ФРАГМЕНТ ТЕКСТА:
В то же время, бремя необъятности лишает, по утверждению Н.Бердяева, русский народ радости и легкости бытия: «И это наложило безрадостную печать на жизнь русского человека. Русские почти не умеют радоваться» [2, c. 62]. На облике всех знаковых героинь русской литературы лежит печать усталости, словно от тяжкой ноши, как будто они смотрят вдаль, поверх голов остальных людей, и видят то, что неподвластно взору человека «обычного». Это не находка нового века, а архетипический пластический образ для русской культуры, переходящий из поколения в поколение. Он прочно закрепился в русской культуре и является сквозным не только для литературы, но и, к примеру, для живописи: на полотнах В.Л. Боровиковского образы «становятся внимательно сочувствующими, с оттенком легкой грусти» [20, c. 57], а лица героев А.Г. Венецианова осеняет, по мнению искусствоведа М. Алленова, «неизбывное тайное печалование людей, не знающих праздности, которым вверена самая насущная людская забота — радение о земле» [20, c. 100]. Пастернаковские героини — не крестьянки, однако им присущи трудолюбие и простота, склонность к труду. «Так же чередовались у нее состояния равновесия с приступами тоскливого беспокойства, естественного у трудолюбивой женщины, не привыкшей к целодневным излияниям души и праздной, непозволительной роскоши неумеренных нежностей», ─ так автор описывает душевное состояние Лары [25, c. 436]. Ни Венецианов, ни Боровиковский не писали исключительно женские портреты, однако «тайное печалование» особенно чувствуется в женских образах художников.

Существует мнение, что «душа народа похожа на тот пейзаж, среди которого он живет, на душу той земли, которую человек возделывает и застраивает» [9, c. 196]. Исследуя живопись Венецианова, М.Алленов отмечает, что в ней «выразилась не только “физиономия”, но и характер, “душа” русской природы», которая есть равнина с высоким неярким небом, мягкими протяженными линиями, меланхолическим колоритом однообразного пустынного простора» [20, c. 100]. Одухотворенность всегда присутствовала в русском восприятии родной земли, родной природы до такой степени, что олицетворение стало излюбленным художественным приемом русских мастеров словесного искусства. С другой стороны, «душа» — концепт, в противоположность «духу», женский. В паре «дух — душа» мужское начало доминирует над женским, подчиненным началом [31, c. 718]. И, наконец, «душа в русской ментальности — это субстанция высшего порядка <…> Душа человеческая и является главным героем русской литературы» [27, c. 162].

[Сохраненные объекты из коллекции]
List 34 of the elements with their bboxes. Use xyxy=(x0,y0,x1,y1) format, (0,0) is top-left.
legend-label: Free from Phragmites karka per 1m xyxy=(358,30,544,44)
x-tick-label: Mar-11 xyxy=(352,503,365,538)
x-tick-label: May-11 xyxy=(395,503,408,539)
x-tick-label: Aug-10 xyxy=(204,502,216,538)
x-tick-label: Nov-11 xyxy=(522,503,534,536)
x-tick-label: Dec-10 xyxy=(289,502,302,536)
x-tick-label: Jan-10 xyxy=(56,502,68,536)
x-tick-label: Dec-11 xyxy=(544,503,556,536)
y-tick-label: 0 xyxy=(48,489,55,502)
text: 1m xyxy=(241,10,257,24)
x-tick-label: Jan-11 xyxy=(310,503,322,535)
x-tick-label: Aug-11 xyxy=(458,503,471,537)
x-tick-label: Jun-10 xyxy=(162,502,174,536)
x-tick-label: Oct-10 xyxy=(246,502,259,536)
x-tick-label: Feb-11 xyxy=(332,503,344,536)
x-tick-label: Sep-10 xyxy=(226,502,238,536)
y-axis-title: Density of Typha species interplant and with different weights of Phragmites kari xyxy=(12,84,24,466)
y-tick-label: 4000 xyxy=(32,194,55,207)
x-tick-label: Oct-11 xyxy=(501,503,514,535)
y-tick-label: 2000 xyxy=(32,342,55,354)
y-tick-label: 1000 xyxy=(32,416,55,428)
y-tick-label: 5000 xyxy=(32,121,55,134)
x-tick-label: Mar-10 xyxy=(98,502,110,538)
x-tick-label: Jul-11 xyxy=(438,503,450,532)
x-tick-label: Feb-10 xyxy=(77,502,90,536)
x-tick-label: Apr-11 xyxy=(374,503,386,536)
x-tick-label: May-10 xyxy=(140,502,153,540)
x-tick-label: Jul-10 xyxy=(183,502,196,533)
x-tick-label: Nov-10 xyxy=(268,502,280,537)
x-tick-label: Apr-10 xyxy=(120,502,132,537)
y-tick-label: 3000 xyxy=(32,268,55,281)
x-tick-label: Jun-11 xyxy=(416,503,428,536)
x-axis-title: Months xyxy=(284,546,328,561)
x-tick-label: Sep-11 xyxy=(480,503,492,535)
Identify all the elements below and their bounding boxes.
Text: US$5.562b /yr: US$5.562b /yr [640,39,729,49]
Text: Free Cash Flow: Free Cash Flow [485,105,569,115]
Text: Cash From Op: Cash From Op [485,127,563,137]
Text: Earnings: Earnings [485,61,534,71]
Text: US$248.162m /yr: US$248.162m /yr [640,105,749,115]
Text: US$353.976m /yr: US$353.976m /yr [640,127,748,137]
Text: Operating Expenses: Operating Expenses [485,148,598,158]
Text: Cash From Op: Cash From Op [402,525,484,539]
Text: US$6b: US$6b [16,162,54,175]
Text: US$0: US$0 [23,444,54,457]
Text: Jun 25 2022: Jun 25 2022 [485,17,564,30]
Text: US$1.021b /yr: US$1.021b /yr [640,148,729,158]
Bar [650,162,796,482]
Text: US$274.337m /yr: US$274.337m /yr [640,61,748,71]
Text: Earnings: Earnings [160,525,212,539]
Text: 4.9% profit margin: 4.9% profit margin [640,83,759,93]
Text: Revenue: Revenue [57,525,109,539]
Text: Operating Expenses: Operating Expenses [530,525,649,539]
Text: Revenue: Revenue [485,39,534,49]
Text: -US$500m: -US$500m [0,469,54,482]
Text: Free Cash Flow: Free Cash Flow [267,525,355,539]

ЗАДАНИЯ:
1. Какой художественный прием, согласно отрывку о русской культуре, стал излюбленным у русских мастеров словесного искусства?
2. Продолжите отрывок о русской культуре с того места, где он заканчивается.
Эти данные никак не связаны с отрывком о русской культуре.

ОТВЕТЫ НА ЗАДАНИЯ:
1. Олицетворение.

2.
Параллель «женщина — душа» проходит лейтмотивом через весь роман. Душа у Пастернака — это анима в полном смысле этого слова: для Юрия душа — это абсолютное женское начало, сокрытое внутри него самого, изначально воплощенное в образе матери и впоследствии проецируемое им на любимые женские образы, в основном, безусловно, на Лару: «Лара, мне страшно назвать тебя, чтобы вместе с именем не выдохнуть души из себя» [25, c. 336]. Тут заключается диалектика личностного восприятия архетипа анимы, о которой говорил Е.М. Мелетинский, излагая теорию индивидуации К.Г. Юнга: «Она [анима] обычно проецируется вовне на личность матери <…>, а затем других женщин» [22, c. 66].

Душа в контексте «Доктора Живаго» ─ понятие двоякое: с одной стороны, она — отражение бесконечной шири русской равнины: «ни сторон, ни степеней, ни высокого, ни низкого, равноценность всего существа, все доставляет радость, все стало душою» [25, c. 428]. С другой — нечто сродни ларцу, в котором человек хранит все самое сокровенное: «Ларе приоткрыли левое плечо. <…> В глубине открывшейся душевной полости показались хранимые ее душою тайны» [25, c. 362]. Но все же главное в русской душе — именно ширь и удалая лихость, вынужденная быть закрепощенной (отсюда и «тайное печалование»). Пастернак видит проблему широкой русской души в ее вынужденной закрепощенности внешними обстоятельствами.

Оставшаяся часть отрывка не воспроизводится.